---- Extracted entries

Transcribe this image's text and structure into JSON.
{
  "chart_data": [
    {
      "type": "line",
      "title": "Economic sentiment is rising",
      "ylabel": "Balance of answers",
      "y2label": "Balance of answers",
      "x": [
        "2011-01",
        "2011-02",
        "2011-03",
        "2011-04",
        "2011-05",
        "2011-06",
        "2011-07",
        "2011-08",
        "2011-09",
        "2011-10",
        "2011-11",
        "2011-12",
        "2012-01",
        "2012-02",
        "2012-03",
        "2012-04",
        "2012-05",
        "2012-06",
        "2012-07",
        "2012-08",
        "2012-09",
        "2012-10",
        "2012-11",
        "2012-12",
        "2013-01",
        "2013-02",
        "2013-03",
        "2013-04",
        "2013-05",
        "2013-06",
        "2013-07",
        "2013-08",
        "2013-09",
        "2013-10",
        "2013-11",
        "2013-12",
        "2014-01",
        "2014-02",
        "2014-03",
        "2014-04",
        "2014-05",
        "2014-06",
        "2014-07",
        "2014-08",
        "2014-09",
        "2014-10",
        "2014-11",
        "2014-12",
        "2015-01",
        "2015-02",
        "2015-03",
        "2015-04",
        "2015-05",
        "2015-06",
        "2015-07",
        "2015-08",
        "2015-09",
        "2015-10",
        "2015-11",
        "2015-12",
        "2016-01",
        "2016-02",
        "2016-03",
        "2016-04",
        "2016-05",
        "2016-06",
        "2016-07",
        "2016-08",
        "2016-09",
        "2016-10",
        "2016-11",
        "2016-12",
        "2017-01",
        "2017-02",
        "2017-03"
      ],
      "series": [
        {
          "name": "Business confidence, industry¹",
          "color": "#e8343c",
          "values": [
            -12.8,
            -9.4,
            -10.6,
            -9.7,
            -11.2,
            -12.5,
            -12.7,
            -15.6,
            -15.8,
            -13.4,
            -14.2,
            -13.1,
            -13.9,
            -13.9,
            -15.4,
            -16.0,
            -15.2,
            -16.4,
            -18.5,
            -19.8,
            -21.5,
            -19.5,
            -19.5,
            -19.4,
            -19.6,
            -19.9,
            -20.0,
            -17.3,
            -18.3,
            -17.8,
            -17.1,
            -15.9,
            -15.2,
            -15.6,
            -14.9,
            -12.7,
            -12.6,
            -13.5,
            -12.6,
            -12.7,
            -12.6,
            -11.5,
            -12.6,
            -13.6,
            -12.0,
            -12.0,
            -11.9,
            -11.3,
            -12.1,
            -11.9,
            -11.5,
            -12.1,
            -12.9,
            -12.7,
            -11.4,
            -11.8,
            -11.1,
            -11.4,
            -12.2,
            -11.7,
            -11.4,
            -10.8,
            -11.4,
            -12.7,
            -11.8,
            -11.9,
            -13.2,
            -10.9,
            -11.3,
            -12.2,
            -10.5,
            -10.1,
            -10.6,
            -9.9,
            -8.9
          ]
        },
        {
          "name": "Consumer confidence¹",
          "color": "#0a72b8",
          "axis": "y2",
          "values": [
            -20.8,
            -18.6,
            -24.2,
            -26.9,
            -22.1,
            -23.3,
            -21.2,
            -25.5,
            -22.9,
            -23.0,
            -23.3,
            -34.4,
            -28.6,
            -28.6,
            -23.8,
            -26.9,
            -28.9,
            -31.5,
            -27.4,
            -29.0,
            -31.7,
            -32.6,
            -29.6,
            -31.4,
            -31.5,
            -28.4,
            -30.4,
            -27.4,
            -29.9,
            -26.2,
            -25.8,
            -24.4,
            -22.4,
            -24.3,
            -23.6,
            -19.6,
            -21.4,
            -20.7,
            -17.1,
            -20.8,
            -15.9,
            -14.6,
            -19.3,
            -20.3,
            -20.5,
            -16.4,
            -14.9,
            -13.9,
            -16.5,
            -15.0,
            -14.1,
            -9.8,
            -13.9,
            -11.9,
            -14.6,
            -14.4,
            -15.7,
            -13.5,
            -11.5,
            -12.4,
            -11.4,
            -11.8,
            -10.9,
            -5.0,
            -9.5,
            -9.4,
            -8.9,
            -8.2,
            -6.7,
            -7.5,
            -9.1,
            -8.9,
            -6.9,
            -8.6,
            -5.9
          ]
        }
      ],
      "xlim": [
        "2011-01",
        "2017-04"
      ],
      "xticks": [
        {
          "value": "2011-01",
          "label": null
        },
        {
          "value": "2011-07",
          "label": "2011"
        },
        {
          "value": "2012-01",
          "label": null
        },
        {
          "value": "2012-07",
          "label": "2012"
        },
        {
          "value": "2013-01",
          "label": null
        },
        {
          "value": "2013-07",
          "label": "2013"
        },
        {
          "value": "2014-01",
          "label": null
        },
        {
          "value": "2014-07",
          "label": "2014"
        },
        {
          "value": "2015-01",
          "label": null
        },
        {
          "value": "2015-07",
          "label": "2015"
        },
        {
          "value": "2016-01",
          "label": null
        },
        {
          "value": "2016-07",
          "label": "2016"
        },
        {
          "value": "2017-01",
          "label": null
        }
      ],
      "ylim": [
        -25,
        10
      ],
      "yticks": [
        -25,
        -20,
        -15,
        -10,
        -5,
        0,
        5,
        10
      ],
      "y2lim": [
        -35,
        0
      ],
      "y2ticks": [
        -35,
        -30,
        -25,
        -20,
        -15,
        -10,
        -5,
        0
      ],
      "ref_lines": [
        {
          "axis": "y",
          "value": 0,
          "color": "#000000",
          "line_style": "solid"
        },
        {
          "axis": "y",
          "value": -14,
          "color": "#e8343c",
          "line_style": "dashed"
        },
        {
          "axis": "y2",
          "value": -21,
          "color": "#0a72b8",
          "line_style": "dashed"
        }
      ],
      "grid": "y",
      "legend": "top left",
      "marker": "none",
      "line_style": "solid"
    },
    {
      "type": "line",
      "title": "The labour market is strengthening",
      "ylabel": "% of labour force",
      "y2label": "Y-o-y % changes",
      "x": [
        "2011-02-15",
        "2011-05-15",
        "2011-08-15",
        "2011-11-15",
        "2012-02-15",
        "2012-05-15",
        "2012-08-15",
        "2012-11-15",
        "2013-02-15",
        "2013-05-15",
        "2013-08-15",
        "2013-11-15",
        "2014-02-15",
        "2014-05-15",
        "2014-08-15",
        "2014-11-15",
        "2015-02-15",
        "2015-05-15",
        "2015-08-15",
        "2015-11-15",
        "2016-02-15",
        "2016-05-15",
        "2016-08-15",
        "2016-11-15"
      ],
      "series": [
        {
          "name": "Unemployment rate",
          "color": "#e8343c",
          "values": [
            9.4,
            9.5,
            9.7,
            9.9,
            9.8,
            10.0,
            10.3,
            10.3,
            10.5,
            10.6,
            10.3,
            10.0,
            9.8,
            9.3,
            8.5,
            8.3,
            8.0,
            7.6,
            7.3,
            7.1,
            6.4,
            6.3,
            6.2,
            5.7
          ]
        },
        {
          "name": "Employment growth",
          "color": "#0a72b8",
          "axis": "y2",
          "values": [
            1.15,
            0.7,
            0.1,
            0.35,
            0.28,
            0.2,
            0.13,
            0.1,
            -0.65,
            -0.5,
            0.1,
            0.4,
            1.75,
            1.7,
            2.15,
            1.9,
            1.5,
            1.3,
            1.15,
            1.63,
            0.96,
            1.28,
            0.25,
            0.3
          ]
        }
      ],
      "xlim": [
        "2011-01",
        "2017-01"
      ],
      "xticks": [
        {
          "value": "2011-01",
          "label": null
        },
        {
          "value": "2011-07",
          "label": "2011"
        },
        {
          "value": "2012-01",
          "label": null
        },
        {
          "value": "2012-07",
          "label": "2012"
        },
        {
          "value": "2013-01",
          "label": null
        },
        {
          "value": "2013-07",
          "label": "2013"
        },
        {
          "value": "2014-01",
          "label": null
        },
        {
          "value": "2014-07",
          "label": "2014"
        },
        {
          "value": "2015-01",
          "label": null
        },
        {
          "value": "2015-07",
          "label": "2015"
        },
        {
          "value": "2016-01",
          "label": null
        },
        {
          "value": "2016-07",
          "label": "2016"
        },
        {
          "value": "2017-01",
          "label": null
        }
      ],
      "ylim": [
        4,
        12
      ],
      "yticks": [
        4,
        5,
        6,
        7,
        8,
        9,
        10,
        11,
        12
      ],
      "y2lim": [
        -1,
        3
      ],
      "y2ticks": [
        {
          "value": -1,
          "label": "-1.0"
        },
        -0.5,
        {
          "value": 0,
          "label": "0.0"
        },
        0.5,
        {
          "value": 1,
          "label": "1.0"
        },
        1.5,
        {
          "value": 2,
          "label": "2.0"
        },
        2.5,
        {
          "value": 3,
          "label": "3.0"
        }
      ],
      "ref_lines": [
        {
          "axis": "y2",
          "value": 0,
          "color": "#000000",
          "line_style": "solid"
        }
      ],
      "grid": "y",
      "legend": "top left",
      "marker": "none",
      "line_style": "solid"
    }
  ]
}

--------

● Given exercise: Of all the lines above, how many contain the word "ylabel"? Answer with only the number.

● Task answer: 2